START Dataset records

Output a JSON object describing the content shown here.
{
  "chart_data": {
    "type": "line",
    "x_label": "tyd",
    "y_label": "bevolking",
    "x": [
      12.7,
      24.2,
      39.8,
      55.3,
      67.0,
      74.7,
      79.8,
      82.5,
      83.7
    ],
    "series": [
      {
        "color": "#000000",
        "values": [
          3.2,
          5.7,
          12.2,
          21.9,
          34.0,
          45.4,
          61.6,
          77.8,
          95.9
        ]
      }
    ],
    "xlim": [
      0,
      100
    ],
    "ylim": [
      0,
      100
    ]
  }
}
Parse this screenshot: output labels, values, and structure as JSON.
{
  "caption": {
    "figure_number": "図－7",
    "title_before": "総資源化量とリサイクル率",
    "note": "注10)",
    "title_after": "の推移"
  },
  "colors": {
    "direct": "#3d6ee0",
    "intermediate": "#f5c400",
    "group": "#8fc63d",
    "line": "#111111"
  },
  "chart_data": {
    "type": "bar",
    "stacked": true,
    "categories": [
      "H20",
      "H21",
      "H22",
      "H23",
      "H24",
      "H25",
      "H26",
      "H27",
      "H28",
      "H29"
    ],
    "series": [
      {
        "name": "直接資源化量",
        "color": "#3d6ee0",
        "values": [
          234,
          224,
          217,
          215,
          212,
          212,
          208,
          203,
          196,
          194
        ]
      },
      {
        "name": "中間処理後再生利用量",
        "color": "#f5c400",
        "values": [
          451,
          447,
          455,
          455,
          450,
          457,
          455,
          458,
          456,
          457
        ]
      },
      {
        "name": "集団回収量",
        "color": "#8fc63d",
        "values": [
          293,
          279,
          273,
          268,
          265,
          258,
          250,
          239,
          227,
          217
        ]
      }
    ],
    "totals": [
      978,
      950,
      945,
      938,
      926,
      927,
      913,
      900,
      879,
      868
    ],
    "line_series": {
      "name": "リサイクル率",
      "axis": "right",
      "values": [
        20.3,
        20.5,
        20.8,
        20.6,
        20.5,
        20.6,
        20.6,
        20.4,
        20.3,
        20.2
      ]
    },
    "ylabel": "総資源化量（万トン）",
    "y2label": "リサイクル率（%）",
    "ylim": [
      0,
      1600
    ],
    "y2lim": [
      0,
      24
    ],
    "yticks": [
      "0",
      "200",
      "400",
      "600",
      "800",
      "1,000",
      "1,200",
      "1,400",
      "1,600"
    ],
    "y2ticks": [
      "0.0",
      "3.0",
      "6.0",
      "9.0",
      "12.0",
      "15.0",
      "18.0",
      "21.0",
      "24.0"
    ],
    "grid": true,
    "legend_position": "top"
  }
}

END Dataset records

* _Task prompt_
Repeat every entry exactly, please.

* _Exercise answer_
Output a JSON object describing the content shown here.
{
  "chart_data": {
    "type": "line",
    "x_label": "tyd",
    "y_label": "bevolking",
    "x": [
      12.7,
      24.2,
      39.8,
      55.3,
      67.0,
      74.7,
      79.8,
      82.5,
      83.7
    ],
    "series": [
      {
        "color": "#000000",
        "values": [
          3.2,
          5.7,
          12.2,
          21.9,
          34.0,
          45.4,
          61.6,
          77.8,
          95.9
        ]
      }
    ],
    "xlim": [
      0,
      100
    ],
    "ylim": [
      0,
      100
    ]
  }
}
Parse this screenshot: output labels, values, and structure as JSON.
{
  "caption": {
    "figure_number": "図－7",
    "title_before": "総資源化量とリサイクル率",
    "note": "注10)",
    "title_after": "の推移"
  },
  "colors": {
    "direct": "#3d6ee0",
    "intermediate": "#f5c400",
    "group": "#8fc63d",
    "line": "#111111"
  },
  "chart_data": {
    "type": "bar",
    "stacked": true,
    "categories": [
      "H20",
      "H21",
      "H22",
      "H23",
      "H24",
      "H25",
      "H26",
      "H27",
      "H28",
      "H29"
    ],
    "series": [
      {
        "name": "直接資源化量",
        "color": "#3d6ee0",
        "values": [
          234,
          224,
          217,
          215,
          212,
          212,
          208,
          203,
          196,
          194
        ]
      },
      {
        "name": "中間処理後再生利用量",
        "color": "#f5c400",
        "values": [
          451,
          447,
          455,
          455,
          450,
          457,
          455,
          458,
          456,
          457
        ]
      },
      {
        "name": "集団回収量",
        "color": "#8fc63d",
        "values": [
          293,
          279,
          273,
          268,
          265,
          258,
          250,
          239,
          227,
          217
        ]
      }
    ],
    "totals": [
      978,
      950,
      945,
      938,
      926,
      927,
      913,
      900,
      879,
      868
    ],
    "line_series": {
      "name": "リサイクル率",
      "axis": "right",
      "values": [
        20.3,
        20.5,
        20.8,
        20.6,
        20.5,
        20.6,
        20.6,
        20.4,
        20.3,
        20.2
      ]
    },
    "ylabel": "総資源化量（万トン）",
    "y2label": "リサイクル率（%）",
    "ylim": [
      0,
      1600
    ],
    "y2lim": [
      0,
      24
    ],
    "yticks": [
      "0",
      "200",
      "400",
      "600",
      "800",
      "1,000",
      "1,200",
      "1,400",
      "1,600"
    ],
    "y2ticks": [
      "0.0",
      "3.0",
      "6.0",
      "9.0",
      "12.0",
      "15.0",
      "18.0",
      "21.0",
      "24.0"
    ],
    "grid": true,
    "legend_position": "top"
  }
}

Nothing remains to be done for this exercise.